Exercise description
Isolate every line in the data with the string "through" and copy it.

Provided records
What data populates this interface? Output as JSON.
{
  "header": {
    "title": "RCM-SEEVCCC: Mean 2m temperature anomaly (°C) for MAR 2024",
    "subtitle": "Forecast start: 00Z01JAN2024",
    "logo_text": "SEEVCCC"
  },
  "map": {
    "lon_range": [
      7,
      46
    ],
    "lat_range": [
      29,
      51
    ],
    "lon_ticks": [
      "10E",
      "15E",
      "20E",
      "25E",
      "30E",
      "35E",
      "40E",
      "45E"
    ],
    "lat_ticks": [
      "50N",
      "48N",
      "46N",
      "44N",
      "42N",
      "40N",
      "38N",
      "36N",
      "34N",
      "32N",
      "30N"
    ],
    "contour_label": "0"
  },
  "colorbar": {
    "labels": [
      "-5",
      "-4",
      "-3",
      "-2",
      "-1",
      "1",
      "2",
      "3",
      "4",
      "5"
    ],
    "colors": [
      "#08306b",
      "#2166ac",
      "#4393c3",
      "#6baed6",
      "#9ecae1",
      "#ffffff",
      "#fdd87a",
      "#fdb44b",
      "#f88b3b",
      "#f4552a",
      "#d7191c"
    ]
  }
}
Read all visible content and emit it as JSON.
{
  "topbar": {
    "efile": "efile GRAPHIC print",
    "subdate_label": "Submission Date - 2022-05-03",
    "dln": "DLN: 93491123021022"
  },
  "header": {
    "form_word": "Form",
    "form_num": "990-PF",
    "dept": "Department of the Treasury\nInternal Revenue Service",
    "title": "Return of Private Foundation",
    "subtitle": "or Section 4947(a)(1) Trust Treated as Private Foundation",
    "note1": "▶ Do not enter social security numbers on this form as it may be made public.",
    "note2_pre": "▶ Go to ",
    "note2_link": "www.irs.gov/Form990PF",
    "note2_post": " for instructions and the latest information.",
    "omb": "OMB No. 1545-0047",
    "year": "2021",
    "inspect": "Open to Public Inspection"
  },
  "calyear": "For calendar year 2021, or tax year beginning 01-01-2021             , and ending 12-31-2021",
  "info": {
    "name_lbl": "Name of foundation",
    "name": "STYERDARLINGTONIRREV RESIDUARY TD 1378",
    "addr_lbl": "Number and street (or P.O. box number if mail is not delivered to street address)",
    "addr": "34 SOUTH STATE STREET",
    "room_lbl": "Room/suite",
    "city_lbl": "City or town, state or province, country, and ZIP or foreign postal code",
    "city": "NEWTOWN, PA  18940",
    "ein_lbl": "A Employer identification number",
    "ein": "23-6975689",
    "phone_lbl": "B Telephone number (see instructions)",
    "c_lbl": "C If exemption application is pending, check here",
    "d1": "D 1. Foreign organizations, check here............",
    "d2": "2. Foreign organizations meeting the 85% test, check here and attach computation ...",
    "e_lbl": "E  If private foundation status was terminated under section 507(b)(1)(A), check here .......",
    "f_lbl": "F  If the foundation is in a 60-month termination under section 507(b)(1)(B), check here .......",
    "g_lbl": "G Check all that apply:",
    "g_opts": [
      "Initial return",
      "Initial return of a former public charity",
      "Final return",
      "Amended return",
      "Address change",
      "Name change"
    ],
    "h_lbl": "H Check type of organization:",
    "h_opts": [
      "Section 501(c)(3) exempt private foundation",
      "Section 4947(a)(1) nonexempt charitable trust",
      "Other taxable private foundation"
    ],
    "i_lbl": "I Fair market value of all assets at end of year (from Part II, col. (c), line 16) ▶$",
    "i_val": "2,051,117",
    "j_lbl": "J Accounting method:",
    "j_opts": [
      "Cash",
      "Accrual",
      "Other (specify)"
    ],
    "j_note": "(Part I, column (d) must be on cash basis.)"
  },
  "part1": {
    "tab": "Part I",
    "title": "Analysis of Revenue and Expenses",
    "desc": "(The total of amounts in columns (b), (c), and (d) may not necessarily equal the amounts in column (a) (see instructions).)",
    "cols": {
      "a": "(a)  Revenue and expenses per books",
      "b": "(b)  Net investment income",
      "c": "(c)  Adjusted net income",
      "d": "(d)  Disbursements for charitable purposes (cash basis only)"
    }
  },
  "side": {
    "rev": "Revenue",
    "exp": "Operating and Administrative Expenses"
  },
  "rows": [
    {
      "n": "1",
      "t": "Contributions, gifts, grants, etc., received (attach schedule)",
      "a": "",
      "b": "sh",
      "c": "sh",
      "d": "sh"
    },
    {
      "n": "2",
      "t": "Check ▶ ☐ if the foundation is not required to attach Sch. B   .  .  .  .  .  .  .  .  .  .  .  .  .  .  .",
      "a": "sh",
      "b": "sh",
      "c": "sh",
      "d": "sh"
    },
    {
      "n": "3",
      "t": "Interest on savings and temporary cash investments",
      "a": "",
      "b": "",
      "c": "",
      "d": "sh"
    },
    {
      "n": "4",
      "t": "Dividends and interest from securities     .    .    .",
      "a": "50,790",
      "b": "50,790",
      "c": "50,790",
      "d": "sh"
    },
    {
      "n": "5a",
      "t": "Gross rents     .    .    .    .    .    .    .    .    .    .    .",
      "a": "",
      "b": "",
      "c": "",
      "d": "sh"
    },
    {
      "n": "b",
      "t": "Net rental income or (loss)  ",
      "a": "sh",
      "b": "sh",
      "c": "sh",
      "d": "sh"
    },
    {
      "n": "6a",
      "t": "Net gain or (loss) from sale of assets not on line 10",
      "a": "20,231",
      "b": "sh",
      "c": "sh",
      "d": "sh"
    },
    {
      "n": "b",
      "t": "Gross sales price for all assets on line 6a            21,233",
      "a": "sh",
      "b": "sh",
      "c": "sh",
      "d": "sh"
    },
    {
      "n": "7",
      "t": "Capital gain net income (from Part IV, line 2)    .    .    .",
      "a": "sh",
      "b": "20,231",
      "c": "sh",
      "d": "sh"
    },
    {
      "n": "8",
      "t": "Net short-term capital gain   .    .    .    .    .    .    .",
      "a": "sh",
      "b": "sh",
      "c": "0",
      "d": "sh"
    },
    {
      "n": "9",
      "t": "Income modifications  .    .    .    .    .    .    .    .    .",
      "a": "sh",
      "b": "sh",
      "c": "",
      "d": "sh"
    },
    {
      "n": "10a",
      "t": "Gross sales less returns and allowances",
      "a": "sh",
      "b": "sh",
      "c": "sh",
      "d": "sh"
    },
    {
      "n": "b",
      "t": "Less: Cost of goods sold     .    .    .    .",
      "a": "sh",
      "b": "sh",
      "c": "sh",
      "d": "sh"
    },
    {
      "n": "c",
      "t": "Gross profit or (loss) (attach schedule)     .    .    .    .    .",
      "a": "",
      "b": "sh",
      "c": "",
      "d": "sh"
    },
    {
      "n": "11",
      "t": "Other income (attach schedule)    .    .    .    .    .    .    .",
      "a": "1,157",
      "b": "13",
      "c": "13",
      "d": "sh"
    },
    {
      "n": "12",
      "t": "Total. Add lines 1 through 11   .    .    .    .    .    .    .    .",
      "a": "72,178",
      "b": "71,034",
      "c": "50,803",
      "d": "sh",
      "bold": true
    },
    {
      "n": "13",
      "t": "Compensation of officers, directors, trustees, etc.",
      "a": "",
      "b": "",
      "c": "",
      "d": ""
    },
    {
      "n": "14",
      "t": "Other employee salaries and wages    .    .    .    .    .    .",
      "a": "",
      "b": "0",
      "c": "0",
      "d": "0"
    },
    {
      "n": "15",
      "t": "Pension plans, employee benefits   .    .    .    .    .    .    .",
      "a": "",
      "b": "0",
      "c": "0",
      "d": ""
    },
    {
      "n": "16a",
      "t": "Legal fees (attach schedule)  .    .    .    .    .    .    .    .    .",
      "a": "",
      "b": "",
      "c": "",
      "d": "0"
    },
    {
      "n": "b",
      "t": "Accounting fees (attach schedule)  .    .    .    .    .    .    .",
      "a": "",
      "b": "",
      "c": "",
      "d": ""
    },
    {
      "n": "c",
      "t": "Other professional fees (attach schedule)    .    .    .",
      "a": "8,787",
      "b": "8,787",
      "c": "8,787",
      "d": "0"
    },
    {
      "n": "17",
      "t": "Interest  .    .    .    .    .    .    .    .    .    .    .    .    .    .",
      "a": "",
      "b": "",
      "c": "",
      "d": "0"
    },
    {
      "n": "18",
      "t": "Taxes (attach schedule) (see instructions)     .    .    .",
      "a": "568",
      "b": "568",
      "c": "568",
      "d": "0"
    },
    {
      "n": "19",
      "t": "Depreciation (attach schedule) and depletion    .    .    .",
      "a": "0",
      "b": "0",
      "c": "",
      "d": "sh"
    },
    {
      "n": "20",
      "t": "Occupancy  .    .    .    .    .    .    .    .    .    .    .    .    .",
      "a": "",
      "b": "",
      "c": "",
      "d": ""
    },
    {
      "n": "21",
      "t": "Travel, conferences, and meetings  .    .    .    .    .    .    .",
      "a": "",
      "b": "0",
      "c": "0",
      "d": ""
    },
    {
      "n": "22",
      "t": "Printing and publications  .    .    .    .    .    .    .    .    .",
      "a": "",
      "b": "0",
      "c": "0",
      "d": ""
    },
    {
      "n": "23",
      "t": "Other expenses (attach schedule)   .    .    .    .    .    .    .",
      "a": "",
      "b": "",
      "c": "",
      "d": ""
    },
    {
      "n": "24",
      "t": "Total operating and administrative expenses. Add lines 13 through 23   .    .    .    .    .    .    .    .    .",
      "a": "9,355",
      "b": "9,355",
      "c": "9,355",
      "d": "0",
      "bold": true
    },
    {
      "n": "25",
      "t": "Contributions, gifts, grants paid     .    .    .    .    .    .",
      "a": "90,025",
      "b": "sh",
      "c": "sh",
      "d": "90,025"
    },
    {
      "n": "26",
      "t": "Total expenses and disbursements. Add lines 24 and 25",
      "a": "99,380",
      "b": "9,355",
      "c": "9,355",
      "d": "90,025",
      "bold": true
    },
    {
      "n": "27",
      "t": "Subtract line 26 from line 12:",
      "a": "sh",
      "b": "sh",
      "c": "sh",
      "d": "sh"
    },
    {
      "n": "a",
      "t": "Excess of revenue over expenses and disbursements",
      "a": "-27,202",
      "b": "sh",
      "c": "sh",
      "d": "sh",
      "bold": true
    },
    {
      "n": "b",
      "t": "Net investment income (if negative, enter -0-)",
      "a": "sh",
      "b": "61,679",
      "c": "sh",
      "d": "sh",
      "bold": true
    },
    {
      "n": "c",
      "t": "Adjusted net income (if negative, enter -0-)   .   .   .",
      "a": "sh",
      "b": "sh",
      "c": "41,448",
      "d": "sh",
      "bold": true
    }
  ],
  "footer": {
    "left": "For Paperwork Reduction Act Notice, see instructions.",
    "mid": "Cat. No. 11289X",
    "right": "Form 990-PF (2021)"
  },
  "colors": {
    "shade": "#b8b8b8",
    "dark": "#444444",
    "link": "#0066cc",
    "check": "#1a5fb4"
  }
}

Task output
      "t": "Total. Add lines 1 through 11   .    .    .    .    .    .    .    .",
      "t": "Total operating and administrative expenses. Add lines 13 through 23   .    .    .    .    .    .    .    .    .",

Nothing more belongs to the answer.